What is being asked: Reproduce the listing below line for line, putting "Torch" in place of every "Flashlight" and changing nothing else.

[BEGIN]

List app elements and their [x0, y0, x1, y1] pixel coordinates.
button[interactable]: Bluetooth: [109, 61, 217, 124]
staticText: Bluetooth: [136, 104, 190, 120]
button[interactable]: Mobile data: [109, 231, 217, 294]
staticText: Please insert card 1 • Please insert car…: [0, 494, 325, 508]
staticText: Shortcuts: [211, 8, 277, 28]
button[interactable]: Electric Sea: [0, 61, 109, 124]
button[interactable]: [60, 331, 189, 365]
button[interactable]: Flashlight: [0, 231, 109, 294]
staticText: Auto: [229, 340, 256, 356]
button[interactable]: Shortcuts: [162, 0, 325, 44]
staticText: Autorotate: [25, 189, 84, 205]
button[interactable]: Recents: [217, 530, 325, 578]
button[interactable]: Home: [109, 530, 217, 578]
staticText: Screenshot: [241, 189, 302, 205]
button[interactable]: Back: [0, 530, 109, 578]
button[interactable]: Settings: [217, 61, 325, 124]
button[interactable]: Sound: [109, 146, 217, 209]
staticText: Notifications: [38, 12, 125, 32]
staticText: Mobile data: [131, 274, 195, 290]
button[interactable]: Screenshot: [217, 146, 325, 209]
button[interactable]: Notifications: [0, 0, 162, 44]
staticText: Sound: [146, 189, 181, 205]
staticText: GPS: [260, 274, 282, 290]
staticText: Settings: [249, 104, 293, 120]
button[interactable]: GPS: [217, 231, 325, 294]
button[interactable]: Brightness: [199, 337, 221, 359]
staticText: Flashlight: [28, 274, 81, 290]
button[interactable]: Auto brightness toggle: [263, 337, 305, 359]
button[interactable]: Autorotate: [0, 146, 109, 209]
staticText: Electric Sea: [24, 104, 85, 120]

[END]

Exercise solution:
List app elements and their [x0, y0, x1, y1] pixel coordinates.
button[interactable]: Bluetooth: [109, 61, 217, 124]
staticText: Bluetooth: [136, 104, 190, 120]
button[interactable]: Mobile data: [109, 231, 217, 294]
staticText: Please insert card 1 • Please insert car…: [0, 494, 325, 508]
staticText: Shortcuts: [211, 8, 277, 28]
button[interactable]: Electric Sea: [0, 61, 109, 124]
button[interactable]: [60, 331, 189, 365]
button[interactable]: Torch: [0, 231, 109, 294]
staticText: Auto: [229, 340, 256, 356]
button[interactable]: Shortcuts: [162, 0, 325, 44]
staticText: Autorotate: [25, 189, 84, 205]
button[interactable]: Recents: [217, 530, 325, 578]
button[interactable]: Home: [109, 530, 217, 578]
staticText: Screenshot: [241, 189, 302, 205]
button[interactable]: Back: [0, 530, 109, 578]
button[interactable]: Settings: [217, 61, 325, 124]
button[interactable]: Sound: [109, 146, 217, 209]
staticText: Notifications: [38, 12, 125, 32]
staticText: Mobile data: [131, 274, 195, 290]
button[interactable]: Screenshot: [217, 146, 325, 209]
button[interactable]: Notifications: [0, 0, 162, 44]
staticText: Sound: [146, 189, 181, 205]
staticText: GPS: [260, 274, 282, 290]
staticText: Settings: [249, 104, 293, 120]
button[interactable]: GPS: [217, 231, 325, 294]
button[interactable]: Brightness: [199, 337, 221, 359]
staticText: Torch: [28, 274, 81, 290]
button[interactable]: Auto brightness toggle: [263, 337, 305, 359]
button[interactable]: Autorotate: [0, 146, 109, 209]
staticText: Electric Sea: [24, 104, 85, 120]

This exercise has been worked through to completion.